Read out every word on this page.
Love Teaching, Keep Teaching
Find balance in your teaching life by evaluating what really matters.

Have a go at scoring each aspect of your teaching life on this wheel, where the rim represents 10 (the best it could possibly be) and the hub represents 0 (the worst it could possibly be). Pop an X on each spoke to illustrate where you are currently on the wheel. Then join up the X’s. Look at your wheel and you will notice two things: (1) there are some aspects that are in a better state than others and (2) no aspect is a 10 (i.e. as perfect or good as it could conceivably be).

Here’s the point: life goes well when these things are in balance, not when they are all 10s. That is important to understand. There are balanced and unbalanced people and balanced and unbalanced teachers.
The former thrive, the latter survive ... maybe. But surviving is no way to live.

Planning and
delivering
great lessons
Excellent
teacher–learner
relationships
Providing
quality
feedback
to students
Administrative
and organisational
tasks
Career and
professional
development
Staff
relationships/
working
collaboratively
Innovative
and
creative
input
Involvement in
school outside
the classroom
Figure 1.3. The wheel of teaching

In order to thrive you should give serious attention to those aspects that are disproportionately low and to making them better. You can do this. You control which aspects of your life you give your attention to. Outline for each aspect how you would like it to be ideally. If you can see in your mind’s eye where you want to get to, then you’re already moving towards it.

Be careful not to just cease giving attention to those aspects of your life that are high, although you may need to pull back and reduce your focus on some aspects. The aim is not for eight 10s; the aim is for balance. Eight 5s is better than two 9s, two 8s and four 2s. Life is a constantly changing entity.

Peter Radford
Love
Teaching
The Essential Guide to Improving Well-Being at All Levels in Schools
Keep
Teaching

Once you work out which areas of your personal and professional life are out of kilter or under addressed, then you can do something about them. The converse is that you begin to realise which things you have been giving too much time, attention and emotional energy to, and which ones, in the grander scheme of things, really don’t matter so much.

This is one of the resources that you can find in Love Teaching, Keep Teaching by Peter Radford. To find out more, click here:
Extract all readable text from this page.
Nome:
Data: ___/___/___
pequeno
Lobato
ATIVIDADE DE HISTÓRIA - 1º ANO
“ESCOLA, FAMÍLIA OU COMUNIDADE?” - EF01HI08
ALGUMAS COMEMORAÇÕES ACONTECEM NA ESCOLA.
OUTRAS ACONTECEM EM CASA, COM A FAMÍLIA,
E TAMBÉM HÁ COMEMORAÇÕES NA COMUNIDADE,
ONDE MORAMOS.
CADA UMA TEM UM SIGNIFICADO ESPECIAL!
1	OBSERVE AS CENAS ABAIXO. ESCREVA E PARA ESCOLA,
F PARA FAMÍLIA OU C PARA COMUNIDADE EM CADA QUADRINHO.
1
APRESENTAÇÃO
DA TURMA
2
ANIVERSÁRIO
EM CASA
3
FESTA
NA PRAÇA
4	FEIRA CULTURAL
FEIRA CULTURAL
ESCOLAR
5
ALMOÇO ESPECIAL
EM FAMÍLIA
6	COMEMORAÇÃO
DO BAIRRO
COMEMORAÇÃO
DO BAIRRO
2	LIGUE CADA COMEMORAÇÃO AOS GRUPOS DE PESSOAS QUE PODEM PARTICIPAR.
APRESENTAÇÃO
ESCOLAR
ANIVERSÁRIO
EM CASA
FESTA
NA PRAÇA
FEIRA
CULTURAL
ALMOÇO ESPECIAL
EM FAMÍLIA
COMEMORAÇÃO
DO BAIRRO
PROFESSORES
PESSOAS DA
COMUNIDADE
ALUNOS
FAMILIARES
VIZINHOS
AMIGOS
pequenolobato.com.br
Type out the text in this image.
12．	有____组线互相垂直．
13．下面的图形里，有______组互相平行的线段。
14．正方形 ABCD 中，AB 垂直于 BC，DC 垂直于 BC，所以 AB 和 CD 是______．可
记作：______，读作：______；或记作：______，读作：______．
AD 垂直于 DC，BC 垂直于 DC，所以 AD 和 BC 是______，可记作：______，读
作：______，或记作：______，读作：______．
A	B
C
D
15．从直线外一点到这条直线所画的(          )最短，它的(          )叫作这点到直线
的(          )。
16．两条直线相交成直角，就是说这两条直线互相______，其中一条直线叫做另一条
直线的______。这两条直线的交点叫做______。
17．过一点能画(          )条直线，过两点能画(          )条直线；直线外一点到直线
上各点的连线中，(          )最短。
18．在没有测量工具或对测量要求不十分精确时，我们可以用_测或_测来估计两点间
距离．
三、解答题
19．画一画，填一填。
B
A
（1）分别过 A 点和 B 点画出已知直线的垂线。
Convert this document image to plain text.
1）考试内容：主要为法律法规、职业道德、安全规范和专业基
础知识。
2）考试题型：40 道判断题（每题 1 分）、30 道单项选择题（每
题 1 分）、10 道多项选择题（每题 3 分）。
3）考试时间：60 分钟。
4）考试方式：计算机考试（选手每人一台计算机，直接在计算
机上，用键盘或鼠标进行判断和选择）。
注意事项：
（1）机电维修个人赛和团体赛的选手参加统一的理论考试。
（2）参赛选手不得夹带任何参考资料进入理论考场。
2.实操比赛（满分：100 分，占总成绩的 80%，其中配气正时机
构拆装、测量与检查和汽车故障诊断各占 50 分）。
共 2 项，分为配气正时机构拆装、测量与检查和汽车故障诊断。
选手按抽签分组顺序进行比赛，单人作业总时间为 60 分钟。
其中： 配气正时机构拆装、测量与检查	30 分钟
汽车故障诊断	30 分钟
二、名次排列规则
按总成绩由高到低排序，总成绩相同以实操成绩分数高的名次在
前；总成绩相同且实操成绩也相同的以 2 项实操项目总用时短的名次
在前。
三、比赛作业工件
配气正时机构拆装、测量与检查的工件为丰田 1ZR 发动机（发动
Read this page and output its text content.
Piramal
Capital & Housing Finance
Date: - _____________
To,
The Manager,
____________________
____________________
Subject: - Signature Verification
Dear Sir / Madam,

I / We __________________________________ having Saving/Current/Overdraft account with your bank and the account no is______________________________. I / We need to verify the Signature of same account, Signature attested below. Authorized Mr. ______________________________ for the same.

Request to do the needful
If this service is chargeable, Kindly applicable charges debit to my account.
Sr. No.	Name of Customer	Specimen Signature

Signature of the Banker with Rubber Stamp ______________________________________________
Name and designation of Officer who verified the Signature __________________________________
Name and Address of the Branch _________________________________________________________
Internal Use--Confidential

> Exercise objective
Gather up, from the records above, each line where the word "giving" appears.

> Result
Be careful not to just cease giving attention to those aspects of your life that are high, although you may need to pull back and reduce your focus on some aspects. The aim is not for eight 10s; the aim is for balance. Eight 5s is better than two 9s, two 8s and four 2s. Life is a constantly changing entity.
Once you work out which areas of your personal and professional life are out of kilter or under addressed, then you can do something about them. The converse is that you begin to realise which things you have been giving too much time, attention and emotional energy to, and which ones, in the grander scheme of things, really don’t matter so much.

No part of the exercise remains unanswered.